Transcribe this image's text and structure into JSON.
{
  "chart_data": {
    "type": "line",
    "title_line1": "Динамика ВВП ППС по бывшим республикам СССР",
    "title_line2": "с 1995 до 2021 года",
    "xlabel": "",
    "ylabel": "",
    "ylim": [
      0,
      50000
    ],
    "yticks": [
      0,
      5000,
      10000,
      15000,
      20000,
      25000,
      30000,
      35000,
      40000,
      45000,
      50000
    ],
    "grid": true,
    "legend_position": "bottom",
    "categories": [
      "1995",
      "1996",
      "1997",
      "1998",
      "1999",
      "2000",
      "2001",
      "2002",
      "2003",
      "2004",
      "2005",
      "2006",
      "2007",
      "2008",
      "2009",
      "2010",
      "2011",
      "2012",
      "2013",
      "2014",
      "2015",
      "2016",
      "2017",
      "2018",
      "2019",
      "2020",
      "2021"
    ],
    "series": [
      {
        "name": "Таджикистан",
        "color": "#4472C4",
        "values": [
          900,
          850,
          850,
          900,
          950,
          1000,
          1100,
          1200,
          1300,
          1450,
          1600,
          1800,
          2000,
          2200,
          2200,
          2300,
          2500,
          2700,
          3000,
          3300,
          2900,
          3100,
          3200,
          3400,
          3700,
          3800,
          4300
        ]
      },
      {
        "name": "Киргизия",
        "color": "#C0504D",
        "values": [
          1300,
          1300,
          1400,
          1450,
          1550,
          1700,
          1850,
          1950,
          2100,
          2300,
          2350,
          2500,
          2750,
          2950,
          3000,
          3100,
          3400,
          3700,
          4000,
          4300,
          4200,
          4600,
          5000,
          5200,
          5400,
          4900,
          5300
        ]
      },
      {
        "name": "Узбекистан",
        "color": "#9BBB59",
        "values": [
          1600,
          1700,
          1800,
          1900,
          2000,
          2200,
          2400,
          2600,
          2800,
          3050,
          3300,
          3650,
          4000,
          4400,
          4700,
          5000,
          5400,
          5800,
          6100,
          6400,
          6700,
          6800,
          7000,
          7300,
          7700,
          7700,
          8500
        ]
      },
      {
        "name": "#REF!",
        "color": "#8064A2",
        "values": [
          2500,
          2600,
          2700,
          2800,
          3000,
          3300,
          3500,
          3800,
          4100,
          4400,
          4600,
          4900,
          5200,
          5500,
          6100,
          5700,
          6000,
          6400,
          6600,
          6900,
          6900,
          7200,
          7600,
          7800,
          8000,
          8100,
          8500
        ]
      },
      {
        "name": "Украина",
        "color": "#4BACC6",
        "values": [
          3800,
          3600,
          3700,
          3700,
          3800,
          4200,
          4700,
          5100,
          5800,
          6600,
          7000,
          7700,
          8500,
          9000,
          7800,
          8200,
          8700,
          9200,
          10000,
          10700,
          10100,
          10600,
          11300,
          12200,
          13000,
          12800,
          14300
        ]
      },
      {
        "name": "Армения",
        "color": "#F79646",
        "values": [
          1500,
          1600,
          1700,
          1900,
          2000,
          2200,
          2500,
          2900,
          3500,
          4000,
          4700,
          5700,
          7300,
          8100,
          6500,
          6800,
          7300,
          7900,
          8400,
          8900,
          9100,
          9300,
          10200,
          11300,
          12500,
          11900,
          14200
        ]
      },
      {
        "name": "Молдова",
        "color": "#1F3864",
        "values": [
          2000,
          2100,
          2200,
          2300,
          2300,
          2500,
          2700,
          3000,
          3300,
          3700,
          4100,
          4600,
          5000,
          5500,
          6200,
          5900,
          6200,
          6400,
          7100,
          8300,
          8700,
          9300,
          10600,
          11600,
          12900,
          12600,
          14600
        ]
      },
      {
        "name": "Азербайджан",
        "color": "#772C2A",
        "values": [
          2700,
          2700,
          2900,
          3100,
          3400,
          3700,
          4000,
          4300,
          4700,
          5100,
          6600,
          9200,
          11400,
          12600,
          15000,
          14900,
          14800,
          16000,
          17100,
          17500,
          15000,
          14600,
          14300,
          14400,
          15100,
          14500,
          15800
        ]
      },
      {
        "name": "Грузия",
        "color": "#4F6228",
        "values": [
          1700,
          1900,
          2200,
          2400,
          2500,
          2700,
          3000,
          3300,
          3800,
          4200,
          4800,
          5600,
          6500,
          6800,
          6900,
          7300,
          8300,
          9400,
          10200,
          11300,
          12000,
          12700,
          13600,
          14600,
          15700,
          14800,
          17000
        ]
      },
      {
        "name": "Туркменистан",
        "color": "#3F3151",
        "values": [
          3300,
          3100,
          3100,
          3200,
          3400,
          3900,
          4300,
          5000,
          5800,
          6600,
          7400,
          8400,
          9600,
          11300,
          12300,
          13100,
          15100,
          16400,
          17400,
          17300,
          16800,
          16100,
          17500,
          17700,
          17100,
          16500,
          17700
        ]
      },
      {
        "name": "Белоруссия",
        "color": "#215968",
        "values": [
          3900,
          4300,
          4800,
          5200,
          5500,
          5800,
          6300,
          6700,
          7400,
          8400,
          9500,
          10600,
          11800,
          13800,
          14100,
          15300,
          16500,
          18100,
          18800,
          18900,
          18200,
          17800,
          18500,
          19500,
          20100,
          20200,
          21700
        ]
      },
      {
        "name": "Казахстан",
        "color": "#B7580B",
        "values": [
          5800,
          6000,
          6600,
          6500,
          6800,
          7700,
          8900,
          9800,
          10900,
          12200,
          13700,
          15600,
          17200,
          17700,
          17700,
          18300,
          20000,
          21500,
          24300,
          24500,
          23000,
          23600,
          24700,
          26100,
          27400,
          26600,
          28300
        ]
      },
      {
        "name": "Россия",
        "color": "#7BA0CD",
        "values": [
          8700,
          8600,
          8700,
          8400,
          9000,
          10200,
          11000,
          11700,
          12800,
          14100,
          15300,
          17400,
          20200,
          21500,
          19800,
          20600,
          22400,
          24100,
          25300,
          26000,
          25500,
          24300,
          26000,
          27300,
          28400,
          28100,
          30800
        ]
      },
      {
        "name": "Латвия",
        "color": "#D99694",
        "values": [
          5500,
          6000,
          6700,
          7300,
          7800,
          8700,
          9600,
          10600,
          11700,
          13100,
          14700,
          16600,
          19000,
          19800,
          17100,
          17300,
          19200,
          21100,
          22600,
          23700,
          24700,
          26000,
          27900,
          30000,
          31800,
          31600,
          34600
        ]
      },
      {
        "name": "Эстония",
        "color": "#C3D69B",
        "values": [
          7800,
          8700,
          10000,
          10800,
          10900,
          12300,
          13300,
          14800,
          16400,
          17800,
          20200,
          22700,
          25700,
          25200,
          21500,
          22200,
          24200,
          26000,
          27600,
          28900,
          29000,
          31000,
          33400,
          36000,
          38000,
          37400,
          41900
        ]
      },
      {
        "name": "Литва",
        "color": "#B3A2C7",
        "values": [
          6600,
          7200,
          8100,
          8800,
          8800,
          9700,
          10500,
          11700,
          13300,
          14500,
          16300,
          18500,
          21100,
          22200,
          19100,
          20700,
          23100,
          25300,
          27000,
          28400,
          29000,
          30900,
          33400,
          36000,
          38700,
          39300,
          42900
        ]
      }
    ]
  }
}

::::::

EXERCISE TASK ::
Return every record, word for word.

FINISHED TASK ::
Transcribe this image's text and structure into JSON.
{
  "chart_data": {
    "type": "line",
    "title_line1": "Динамика ВВП ППС по бывшим республикам СССР",
    "title_line2": "с 1995 до 2021 года",
    "xlabel": "",
    "ylabel": "",
    "ylim": [
      0,
      50000
    ],
    "yticks": [
      0,
      5000,
      10000,
      15000,
      20000,
      25000,
      30000,
      35000,
      40000,
      45000,
      50000
    ],
    "grid": true,
    "legend_position": "bottom",
    "categories": [
      "1995",
      "1996",
      "1997",
      "1998",
      "1999",
      "2000",
      "2001",
      "2002",
      "2003",
      "2004",
      "2005",
      "2006",
      "2007",
      "2008",
      "2009",
      "2010",
      "2011",
      "2012",
      "2013",
      "2014",
      "2015",
      "2016",
      "2017",
      "2018",
      "2019",
      "2020",
      "2021"
    ],
    "series": [
      {
        "name": "Таджикистан",
        "color": "#4472C4",
        "values": [
          900,
          850,
          850,
          900,
          950,
          1000,
          1100,
          1200,
          1300,
          1450,
          1600,
          1800,
          2000,
          2200,
          2200,
          2300,
          2500,
          2700,
          3000,
          3300,
          2900,
          3100,
          3200,
          3400,
          3700,
          3800,
          4300
        ]
      },
      {
        "name": "Киргизия",
        "color": "#C0504D",
        "values": [
          1300,
          1300,
          1400,
          1450,
          1550,
          1700,
          1850,
          1950,
          2100,
          2300,
          2350,
          2500,
          2750,
          2950,
          3000,
          3100,
          3400,
          3700,
          4000,
          4300,
          4200,
          4600,
          5000,
          5200,
          5400,
          4900,
          5300
        ]
      },
      {
        "name": "Узбекистан",
        "color": "#9BBB59",
        "values": [
          1600,
          1700,
          1800,
          1900,
          2000,
          2200,
          2400,
          2600,
          2800,
          3050,
          3300,
          3650,
          4000,
          4400,
          4700,
          5000,
          5400,
          5800,
          6100,
          6400,
          6700,
          6800,
          7000,
          7300,
          7700,
          7700,
          8500
        ]
      },
      {
        "name": "#REF!",
        "color": "#8064A2",
        "values": [
          2500,
          2600,
          2700,
          2800,
          3000,
          3300,
          3500,
          3800,
          4100,
          4400,
          4600,
          4900,
          5200,
          5500,
          6100,
          5700,
          6000,
          6400,
          6600,
          6900,
          6900,
          7200,
          7600,
          7800,
          8000,
          8100,
          8500
        ]
      },
      {
        "name": "Украина",
        "color": "#4BACC6",
        "values": [
          3800,
          3600,
          3700,
          3700,
          3800,
          4200,
          4700,
          5100,
          5800,
          6600,
          7000,
          7700,
          8500,
          9000,
          7800,
          8200,
          8700,
          9200,
          10000,
          10700,
          10100,
          10600,
          11300,
          12200,
          13000,
          12800,
          14300
        ]
      },
      {
        "name": "Армения",
        "color": "#F79646",
        "values": [
          1500,
          1600,
          1700,
          1900,
          2000,
          2200,
          2500,
          2900,
          3500,
          4000,
          4700,
          5700,
          7300,
          8100,
          6500,
          6800,
          7300,
          7900,
          8400,
          8900,
          9100,
          9300,
          10200,
          11300,
          12500,
          11900,
          14200
        ]
      },
      {
        "name": "Молдова",
        "color": "#1F3864",
        "values": [
          2000,
          2100,
          2200,
          2300,
          2300,
          2500,
          2700,
          3000,
          3300,
          3700,
          4100,
          4600,
          5000,
          5500,
          6200,
          5900,
          6200,
          6400,
          7100,
          8300,
          8700,
          9300,
          10600,
          11600,
          12900,
          12600,
          14600
        ]
      },
      {
        "name": "Азербайджан",
        "color": "#772C2A",
        "values": [
          2700,
          2700,
          2900,
          3100,
          3400,
          3700,
          4000,
          4300,
          4700,
          5100,
          6600,
          9200,
          11400,
          12600,
          15000,
          14900,
          14800,
          16000,
          17100,
          17500,
          15000,
          14600,
          14300,
          14400,
          15100,
          14500,
          15800
        ]
      },
      {
        "name": "Грузия",
        "color": "#4F6228",
        "values": [
          1700,
          1900,
          2200,
          2400,
          2500,
          2700,
          3000,
          3300,
          3800,
          4200,
          4800,
          5600,
          6500,
          6800,
          6900,
          7300,
          8300,
          9400,
          10200,
          11300,
          12000,
          12700,
          13600,
          14600,
          15700,
          14800,
          17000
        ]
      },
      {
        "name": "Туркменистан",
        "color": "#3F3151",
        "values": [
          3300,
          3100,
          3100,
          3200,
          3400,
          3900,
          4300,
          5000,
          5800,
          6600,
          7400,
          8400,
          9600,
          11300,
          12300,
          13100,
          15100,
          16400,
          17400,
          17300,
          16800,
          16100,
          17500,
          17700,
          17100,
          16500,
          17700
        ]
      },
      {
        "name": "Белоруссия",
        "color": "#215968",
        "values": [
          3900,
          4300,
          4800,
          5200,
          5500,
          5800,
          6300,
          6700,
          7400,
          8400,
          9500,
          10600,
          11800,
          13800,
          14100,
          15300,
          16500,
          18100,
          18800,
          18900,
          18200,
          17800,
          18500,
          19500,
          20100,
          20200,
          21700
        ]
      },
      {
        "name": "Казахстан",
        "color": "#B7580B",
        "values": [
          5800,
          6000,
          6600,
          6500,
          6800,
          7700,
          8900,
          9800,
          10900,
          12200,
          13700,
          15600,
          17200,
          17700,
          17700,
          18300,
          20000,
          21500,
          24300,
          24500,
          23000,
          23600,
          24700,
          26100,
          27400,
          26600,
          28300
        ]
      },
      {
        "name": "Россия",
        "color": "#7BA0CD",
        "values": [
          8700,
          8600,
          8700,
          8400,
          9000,
          10200,
          11000,
          11700,
          12800,
          14100,
          15300,
          17400,
          20200,
          21500,
          19800,
          20600,
          22400,
          24100,
          25300,
          26000,
          25500,
          24300,
          26000,
          27300,
          28400,
          28100,
          30800
        ]
      },
      {
        "name": "Латвия",
        "color": "#D99694",
        "values": [
          5500,
          6000,
          6700,
          7300,
          7800,
          8700,
          9600,
          10600,
          11700,
          13100,
          14700,
          16600,
          19000,
          19800,
          17100,
          17300,
          19200,
          21100,
          22600,
          23700,
          24700,
          26000,
          27900,
          30000,
          31800,
          31600,
          34600
        ]
      },
      {
        "name": "Эстония",
        "color": "#C3D69B",
        "values": [
          7800,
          8700,
          10000,
          10800,
          10900,
          12300,
          13300,
          14800,
          16400,
          17800,
          20200,
          22700,
          25700,
          25200,
          21500,
          22200,
          24200,
          26000,
          27600,
          28900,
          29000,
          31000,
          33400,
          36000,
          38000,
          37400,
          41900
        ]
      },
      {
        "name": "Литва",
        "color": "#B3A2C7",
        "values": [
          6600,
          7200,
          8100,
          8800,
          8800,
          9700,
          10500,
          11700,
          13300,
          14500,
          16300,
          18500,
          21100,
          22200,
          19100,
          20700,
          23100,
          25300,
          27000,
          28400,
          29000,
          30900,
          33400,
          36000,
          38700,
          39300,
          42900
        ]
      }
    ]
  }
}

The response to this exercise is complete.